■ **What to produce**:
Copy every entry word for word. Skip the pictures.

■ **Record extracts**:
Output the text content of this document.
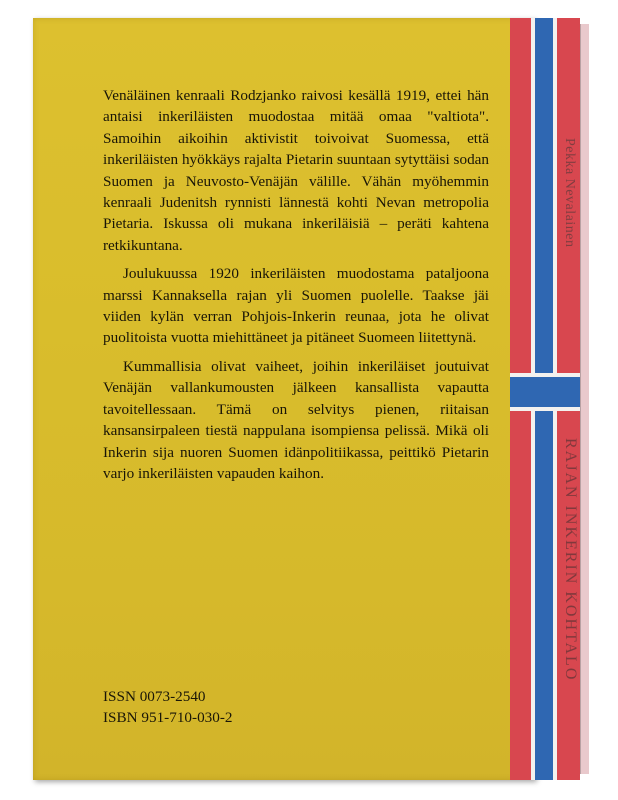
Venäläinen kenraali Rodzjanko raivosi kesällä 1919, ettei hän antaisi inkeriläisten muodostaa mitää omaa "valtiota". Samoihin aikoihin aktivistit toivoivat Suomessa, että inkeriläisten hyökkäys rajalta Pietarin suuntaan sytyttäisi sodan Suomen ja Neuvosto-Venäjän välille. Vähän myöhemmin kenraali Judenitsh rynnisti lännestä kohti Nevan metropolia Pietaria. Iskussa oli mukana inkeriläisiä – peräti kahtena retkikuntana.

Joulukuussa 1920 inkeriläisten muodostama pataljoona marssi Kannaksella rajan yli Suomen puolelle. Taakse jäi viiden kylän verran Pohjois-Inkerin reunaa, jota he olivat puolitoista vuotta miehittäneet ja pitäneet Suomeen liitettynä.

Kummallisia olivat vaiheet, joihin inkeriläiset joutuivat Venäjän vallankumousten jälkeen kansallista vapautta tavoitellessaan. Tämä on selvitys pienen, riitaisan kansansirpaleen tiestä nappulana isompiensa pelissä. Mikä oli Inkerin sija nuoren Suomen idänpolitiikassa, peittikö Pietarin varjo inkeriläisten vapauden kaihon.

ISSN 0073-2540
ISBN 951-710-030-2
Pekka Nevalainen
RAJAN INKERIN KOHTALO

■ **Written response**:
Output the text content of this document.
Venäläinen kenraali Rodzjanko raivosi kesällä 1919, ettei hän antaisi inkeriläisten muodostaa mitää omaa "valtiota". Samoihin aikoihin aktivistit toivoivat Suomessa, että inkeriläisten hyökkäys rajalta Pietarin suuntaan sytyttäisi sodan Suomen ja Neuvosto-Venäjän välille. Vähän myöhemmin kenraali Judenitsh rynnisti lännestä kohti Nevan metropolia Pietaria. Iskussa oli mukana inkeriläisiä – peräti kahtena retkikuntana.

Joulukuussa 1920 inkeriläisten muodostama pataljoona marssi Kannaksella rajan yli Suomen puolelle. Taakse jäi viiden kylän verran Pohjois-Inkerin reunaa, jota he olivat puolitoista vuotta miehittäneet ja pitäneet Suomeen liitettynä.

Kummallisia olivat vaiheet, joihin inkeriläiset joutuivat Venäjän vallankumousten jälkeen kansallista vapautta tavoitellessaan. Tämä on selvitys pienen, riitaisan kansansirpaleen tiestä nappulana isompiensa pelissä. Mikä oli Inkerin sija nuoren Suomen idänpolitiikassa, peittikö Pietarin varjo inkeriläisten vapauden kaihon.

ISSN 0073-2540
ISBN 951-710-030-2
Pekka Nevalainen
RAJAN INKERIN KOHTALO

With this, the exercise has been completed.